Copy every line that contains the string "Drinkwatergebruik" from the entries below.

## Dataset content
►
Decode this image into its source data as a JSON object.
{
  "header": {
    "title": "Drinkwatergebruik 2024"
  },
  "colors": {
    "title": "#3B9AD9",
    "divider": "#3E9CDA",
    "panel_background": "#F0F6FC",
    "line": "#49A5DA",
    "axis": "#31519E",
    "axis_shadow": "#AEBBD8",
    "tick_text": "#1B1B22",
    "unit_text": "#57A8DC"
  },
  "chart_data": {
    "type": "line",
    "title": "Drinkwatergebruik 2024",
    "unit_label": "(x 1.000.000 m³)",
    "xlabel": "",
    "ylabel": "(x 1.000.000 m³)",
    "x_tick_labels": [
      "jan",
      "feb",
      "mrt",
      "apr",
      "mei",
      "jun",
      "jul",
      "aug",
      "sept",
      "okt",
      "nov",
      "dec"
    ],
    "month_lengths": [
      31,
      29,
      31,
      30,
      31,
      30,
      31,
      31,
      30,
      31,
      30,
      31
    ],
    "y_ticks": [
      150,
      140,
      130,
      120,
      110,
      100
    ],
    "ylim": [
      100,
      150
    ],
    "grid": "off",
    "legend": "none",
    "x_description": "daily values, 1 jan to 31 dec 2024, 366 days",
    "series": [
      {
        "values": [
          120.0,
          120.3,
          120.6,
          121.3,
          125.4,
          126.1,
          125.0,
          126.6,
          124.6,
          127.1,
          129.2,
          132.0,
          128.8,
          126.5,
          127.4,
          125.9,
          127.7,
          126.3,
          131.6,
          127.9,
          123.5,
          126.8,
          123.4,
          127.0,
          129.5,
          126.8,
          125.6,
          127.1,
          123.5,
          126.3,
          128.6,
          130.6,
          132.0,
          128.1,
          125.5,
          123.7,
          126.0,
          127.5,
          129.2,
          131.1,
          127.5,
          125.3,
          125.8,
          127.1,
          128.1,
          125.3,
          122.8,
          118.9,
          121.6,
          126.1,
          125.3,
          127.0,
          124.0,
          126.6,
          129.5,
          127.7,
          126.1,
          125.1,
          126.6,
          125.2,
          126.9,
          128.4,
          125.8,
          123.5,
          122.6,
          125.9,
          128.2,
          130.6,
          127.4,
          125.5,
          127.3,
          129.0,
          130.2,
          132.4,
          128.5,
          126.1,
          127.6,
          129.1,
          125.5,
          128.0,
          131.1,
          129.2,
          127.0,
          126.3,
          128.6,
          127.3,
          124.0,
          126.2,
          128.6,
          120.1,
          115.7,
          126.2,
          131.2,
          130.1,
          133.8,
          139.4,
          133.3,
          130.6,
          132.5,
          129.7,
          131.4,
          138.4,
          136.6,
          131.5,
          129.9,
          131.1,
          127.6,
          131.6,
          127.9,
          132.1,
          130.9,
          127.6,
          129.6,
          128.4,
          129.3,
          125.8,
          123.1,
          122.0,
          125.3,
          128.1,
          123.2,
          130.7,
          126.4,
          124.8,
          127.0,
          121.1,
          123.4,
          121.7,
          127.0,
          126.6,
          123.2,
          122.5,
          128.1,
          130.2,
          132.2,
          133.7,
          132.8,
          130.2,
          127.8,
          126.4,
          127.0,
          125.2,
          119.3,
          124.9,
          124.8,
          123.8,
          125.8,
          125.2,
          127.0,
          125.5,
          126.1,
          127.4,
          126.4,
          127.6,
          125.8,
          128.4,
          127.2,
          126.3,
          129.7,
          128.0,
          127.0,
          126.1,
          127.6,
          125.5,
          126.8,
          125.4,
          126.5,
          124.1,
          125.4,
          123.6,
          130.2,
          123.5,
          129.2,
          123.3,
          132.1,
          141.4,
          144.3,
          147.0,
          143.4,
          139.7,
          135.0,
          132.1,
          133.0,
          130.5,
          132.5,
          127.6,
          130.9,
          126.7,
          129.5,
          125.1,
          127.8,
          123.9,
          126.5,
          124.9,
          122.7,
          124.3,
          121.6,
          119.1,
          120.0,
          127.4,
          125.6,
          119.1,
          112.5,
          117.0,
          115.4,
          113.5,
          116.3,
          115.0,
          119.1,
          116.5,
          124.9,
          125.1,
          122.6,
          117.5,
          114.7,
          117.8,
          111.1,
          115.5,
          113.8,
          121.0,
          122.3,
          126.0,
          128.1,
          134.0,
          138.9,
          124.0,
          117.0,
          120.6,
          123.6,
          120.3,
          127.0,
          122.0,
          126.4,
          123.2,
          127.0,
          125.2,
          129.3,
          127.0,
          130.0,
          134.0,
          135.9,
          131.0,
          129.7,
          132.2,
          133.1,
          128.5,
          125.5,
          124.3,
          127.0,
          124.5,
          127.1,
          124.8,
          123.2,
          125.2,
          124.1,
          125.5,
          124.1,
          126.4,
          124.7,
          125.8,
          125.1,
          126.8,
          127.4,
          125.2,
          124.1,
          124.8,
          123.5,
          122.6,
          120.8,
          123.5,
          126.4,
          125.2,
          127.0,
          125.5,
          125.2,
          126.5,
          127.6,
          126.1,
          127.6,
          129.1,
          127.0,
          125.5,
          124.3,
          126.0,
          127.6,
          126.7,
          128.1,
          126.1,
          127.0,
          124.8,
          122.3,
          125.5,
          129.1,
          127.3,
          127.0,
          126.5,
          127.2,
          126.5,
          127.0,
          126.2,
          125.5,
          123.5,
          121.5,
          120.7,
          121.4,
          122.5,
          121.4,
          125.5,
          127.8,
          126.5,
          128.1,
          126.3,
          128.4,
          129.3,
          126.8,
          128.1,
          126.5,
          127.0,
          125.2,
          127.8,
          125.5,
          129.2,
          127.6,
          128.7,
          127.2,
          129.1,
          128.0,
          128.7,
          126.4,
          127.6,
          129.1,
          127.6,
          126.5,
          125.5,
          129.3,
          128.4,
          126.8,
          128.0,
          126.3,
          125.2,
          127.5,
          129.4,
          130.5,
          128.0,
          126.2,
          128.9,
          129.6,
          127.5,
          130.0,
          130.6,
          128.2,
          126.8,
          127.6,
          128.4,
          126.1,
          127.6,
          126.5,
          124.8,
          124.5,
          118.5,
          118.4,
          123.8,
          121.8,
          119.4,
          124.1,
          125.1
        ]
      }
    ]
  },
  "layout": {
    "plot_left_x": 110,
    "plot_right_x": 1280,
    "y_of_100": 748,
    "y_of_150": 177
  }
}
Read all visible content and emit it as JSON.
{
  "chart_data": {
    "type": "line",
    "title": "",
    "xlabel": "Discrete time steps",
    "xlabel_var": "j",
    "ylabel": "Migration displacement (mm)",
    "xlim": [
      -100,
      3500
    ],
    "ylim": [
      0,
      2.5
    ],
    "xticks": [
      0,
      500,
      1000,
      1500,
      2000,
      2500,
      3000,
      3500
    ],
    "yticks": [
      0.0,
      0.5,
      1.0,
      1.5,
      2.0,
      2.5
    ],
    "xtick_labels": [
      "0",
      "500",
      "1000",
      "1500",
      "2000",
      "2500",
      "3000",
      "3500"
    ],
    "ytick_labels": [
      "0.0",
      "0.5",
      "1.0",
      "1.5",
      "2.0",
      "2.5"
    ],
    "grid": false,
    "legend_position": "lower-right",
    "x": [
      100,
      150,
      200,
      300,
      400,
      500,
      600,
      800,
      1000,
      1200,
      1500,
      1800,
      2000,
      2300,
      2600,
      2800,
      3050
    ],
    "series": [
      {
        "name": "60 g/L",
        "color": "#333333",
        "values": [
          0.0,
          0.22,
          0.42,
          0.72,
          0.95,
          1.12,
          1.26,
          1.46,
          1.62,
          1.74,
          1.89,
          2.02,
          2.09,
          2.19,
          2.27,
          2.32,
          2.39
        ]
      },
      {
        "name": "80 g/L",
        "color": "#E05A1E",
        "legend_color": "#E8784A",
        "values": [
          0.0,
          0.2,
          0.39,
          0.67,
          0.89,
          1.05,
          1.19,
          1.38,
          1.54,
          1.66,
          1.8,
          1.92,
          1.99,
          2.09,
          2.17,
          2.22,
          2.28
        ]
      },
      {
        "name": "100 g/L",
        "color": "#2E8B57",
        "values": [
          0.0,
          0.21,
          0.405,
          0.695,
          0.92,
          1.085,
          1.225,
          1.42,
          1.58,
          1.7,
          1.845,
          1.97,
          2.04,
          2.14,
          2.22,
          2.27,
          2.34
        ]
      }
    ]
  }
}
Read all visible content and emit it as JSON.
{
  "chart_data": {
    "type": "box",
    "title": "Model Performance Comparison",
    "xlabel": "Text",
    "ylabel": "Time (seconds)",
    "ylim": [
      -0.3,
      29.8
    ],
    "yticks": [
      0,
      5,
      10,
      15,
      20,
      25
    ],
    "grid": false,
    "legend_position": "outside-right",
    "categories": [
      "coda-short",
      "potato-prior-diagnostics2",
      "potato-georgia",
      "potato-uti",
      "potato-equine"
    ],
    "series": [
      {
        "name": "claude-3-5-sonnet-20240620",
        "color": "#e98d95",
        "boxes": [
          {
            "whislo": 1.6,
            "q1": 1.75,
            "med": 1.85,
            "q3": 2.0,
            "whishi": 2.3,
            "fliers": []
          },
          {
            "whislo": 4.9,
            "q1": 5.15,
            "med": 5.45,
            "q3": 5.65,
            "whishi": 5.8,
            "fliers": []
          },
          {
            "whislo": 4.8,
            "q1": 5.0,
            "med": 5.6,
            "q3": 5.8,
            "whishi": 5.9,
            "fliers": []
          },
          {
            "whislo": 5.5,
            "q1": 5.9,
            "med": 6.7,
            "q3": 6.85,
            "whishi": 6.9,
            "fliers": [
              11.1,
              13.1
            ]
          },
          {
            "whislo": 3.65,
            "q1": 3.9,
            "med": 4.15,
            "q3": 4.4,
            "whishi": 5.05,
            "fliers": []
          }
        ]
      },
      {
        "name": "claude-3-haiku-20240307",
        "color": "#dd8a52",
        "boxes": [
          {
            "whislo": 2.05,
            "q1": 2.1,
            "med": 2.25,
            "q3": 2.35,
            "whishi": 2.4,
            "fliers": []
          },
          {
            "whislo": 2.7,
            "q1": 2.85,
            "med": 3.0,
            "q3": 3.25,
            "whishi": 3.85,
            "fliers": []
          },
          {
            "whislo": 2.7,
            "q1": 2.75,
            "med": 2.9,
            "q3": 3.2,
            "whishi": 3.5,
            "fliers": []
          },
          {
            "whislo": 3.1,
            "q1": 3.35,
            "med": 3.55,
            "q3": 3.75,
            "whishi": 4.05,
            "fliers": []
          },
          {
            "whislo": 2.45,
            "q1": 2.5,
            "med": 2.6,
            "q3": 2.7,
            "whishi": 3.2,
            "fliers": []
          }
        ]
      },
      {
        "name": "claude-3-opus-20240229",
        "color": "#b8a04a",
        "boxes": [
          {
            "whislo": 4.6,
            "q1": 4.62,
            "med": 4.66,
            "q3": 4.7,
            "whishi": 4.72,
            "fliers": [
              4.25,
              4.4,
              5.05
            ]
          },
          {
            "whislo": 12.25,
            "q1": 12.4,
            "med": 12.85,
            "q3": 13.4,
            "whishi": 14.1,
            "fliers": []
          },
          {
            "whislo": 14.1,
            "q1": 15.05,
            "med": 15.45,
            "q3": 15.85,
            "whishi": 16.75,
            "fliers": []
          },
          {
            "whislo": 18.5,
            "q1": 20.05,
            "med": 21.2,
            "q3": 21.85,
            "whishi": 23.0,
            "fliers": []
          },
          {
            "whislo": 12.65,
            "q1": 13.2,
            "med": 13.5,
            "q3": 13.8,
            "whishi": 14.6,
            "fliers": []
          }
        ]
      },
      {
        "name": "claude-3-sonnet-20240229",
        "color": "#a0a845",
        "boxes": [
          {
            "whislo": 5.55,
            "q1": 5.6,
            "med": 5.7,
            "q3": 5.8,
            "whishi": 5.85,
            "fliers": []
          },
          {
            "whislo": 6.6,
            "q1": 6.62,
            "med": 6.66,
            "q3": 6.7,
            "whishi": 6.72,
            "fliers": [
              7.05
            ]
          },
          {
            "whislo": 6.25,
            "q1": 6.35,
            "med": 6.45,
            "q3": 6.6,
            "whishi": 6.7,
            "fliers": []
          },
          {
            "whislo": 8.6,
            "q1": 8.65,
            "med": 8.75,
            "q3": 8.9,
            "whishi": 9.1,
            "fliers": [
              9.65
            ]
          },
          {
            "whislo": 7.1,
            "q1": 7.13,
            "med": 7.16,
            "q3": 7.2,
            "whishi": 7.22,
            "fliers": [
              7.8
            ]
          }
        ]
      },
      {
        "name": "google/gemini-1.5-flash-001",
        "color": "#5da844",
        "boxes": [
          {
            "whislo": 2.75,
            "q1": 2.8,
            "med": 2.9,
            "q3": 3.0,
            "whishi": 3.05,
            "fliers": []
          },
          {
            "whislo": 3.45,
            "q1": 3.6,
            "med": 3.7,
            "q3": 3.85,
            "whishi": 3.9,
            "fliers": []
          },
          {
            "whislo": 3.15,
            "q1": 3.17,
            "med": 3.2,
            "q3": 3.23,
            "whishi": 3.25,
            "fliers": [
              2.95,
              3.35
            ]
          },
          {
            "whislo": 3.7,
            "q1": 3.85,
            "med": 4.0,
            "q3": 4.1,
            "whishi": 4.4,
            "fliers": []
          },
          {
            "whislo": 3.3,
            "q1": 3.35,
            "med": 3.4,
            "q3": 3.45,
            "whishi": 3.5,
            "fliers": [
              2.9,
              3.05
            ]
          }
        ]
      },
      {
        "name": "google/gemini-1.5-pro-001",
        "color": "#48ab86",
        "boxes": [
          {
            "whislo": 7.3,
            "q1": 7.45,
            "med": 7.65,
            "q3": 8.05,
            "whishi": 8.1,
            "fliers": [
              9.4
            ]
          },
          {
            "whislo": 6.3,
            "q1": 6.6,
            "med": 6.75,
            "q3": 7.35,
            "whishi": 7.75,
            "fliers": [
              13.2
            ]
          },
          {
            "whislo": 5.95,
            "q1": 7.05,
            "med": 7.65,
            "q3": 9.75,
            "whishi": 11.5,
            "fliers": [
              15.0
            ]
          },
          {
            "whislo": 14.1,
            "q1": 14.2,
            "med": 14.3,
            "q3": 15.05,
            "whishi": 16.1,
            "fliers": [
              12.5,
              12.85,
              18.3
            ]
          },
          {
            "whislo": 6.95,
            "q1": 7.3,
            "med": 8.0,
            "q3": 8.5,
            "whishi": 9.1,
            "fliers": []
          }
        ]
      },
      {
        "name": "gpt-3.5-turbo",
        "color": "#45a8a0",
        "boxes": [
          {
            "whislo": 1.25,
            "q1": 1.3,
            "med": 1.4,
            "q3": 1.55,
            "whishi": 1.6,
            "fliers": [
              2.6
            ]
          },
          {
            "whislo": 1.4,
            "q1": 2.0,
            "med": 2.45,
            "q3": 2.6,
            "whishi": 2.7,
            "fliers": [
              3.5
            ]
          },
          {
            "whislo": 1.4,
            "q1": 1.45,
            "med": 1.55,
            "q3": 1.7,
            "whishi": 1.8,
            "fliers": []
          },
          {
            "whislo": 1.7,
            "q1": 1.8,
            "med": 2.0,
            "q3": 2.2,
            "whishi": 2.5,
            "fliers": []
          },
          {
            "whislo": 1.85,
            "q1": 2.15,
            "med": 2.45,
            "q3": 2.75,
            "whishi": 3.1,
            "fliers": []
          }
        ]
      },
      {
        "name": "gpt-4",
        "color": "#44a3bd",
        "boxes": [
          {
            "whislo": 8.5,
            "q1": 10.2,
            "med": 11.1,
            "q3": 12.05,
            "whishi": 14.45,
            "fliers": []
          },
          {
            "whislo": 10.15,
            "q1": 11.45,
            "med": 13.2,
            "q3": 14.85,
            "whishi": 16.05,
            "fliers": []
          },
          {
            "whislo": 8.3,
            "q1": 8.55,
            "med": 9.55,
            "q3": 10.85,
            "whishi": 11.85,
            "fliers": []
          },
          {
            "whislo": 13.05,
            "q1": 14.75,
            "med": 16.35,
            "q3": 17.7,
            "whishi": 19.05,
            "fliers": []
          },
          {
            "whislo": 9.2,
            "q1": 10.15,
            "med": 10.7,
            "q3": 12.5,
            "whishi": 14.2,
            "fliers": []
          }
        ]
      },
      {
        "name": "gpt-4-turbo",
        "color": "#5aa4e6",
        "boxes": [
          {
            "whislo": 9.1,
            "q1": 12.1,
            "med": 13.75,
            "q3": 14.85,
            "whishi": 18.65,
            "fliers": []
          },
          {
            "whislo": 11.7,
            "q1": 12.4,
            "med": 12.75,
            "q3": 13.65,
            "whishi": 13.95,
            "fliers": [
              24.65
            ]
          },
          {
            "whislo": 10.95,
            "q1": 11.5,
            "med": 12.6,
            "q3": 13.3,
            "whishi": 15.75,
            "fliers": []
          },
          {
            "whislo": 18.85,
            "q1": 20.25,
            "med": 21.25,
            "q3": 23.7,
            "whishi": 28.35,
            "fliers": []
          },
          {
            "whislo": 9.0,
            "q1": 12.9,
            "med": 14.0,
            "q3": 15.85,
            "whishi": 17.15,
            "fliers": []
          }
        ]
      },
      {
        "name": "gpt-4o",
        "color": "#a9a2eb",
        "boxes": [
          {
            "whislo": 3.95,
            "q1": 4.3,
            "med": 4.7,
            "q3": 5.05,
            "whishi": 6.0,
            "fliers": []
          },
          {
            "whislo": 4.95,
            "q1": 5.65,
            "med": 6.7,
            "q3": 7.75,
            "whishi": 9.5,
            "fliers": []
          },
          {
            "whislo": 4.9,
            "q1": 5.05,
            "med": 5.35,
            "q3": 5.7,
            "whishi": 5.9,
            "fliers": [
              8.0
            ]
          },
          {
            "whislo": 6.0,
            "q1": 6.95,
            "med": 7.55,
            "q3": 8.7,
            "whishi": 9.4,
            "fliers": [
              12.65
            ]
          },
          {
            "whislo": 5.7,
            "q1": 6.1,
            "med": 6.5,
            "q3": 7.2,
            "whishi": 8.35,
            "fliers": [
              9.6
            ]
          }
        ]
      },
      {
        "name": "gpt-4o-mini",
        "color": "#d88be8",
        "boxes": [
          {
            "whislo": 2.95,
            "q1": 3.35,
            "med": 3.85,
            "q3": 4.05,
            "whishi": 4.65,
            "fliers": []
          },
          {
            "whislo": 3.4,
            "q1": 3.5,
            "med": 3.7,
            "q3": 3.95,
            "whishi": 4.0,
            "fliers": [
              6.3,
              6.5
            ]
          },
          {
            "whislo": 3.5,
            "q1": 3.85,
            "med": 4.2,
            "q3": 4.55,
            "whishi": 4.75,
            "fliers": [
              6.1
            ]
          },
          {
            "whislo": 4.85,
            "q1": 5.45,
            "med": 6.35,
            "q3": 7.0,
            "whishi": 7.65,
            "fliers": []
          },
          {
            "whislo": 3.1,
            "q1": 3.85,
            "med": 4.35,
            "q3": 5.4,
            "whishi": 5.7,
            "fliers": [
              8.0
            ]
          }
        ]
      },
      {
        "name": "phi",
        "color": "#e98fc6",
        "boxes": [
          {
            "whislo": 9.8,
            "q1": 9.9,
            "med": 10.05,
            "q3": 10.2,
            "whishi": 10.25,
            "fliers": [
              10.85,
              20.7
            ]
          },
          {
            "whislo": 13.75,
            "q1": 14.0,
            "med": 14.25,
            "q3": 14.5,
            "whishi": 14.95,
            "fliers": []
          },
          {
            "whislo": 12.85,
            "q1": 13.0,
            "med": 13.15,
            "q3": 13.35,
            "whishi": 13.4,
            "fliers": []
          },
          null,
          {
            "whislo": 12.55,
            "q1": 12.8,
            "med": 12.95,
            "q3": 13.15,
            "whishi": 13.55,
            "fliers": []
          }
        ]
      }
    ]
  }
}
◄
## Response
    "title": "Drinkwatergebruik 2024"
    "title": "Drinkwatergebruik 2024",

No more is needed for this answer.